• [Task to carry out]: Find the word "CryptoQuant" in the records below. List each line containing it.

Figure contents as structured data
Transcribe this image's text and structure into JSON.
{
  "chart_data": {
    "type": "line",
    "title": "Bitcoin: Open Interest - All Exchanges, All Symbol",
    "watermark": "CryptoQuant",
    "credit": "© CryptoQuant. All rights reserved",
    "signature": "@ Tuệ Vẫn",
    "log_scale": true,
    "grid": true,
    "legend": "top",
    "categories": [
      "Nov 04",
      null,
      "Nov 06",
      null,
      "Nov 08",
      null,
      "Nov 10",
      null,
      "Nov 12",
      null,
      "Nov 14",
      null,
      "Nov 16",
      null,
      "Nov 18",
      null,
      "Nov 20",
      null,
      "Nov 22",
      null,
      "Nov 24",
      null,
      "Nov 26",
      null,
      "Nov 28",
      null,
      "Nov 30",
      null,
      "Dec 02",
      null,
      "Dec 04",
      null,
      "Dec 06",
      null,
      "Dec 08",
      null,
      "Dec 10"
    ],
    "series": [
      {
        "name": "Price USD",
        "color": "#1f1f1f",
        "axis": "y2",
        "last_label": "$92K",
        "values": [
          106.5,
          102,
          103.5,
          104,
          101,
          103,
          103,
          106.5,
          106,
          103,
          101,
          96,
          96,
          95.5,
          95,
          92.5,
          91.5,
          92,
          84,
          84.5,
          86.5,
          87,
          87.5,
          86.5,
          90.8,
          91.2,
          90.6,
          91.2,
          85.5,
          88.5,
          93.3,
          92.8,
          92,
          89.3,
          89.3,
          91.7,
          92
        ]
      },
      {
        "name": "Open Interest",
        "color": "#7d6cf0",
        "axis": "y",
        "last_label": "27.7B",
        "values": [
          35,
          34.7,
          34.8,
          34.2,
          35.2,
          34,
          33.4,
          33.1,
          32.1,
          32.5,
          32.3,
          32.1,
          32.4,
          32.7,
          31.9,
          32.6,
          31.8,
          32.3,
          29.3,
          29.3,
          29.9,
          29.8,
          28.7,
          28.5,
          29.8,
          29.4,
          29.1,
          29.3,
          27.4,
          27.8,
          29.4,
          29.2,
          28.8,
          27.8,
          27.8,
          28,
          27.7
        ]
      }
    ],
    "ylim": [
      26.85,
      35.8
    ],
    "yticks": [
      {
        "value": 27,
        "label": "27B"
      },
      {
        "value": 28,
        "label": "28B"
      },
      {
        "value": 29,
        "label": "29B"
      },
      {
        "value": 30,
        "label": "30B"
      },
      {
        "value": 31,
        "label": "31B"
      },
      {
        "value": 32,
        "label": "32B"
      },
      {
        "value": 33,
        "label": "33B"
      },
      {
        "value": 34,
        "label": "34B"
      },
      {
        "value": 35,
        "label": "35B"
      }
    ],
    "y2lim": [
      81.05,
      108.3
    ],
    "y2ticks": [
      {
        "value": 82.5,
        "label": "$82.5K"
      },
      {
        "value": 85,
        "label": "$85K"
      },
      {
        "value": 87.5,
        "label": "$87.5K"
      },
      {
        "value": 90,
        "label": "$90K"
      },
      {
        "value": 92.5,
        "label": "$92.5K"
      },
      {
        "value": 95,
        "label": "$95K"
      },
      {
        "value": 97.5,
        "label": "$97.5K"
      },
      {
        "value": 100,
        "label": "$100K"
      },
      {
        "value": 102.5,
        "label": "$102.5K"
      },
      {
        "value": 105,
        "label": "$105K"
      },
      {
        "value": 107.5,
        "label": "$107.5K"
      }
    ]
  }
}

• [Written answer]:
    "watermark": "CryptoQuant",
    "credit": "© CryptoQuant. All rights reserved",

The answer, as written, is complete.